> Task statement
Figure out how many lines of the material below contain the word "this". Answer with the number only.

> Task data

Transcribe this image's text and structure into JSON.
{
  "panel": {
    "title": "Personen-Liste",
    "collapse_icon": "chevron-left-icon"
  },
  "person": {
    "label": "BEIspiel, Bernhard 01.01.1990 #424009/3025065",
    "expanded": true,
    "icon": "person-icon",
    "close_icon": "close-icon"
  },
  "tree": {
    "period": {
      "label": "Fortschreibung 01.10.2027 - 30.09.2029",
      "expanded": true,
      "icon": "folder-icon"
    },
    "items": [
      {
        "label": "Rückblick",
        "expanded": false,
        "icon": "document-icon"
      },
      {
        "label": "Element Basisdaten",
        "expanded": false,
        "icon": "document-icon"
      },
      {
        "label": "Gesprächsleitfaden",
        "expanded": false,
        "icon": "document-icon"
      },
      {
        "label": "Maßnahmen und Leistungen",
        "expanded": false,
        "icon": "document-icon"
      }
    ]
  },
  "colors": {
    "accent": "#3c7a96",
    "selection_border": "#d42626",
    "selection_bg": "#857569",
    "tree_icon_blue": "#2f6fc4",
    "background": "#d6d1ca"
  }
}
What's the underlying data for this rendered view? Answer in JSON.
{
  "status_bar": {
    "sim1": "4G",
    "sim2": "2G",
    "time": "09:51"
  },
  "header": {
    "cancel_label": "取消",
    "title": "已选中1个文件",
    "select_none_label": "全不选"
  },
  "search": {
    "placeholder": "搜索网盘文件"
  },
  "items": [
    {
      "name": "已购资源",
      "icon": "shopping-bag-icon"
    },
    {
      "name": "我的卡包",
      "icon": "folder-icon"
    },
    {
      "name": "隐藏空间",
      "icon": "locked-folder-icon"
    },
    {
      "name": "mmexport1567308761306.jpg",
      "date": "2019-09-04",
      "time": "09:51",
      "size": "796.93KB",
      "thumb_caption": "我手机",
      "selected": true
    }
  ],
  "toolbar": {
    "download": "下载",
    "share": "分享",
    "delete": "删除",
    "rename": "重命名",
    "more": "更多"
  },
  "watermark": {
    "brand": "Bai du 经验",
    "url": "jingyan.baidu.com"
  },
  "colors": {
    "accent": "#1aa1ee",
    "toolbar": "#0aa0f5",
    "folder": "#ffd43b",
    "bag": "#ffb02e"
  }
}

> Response to the task
2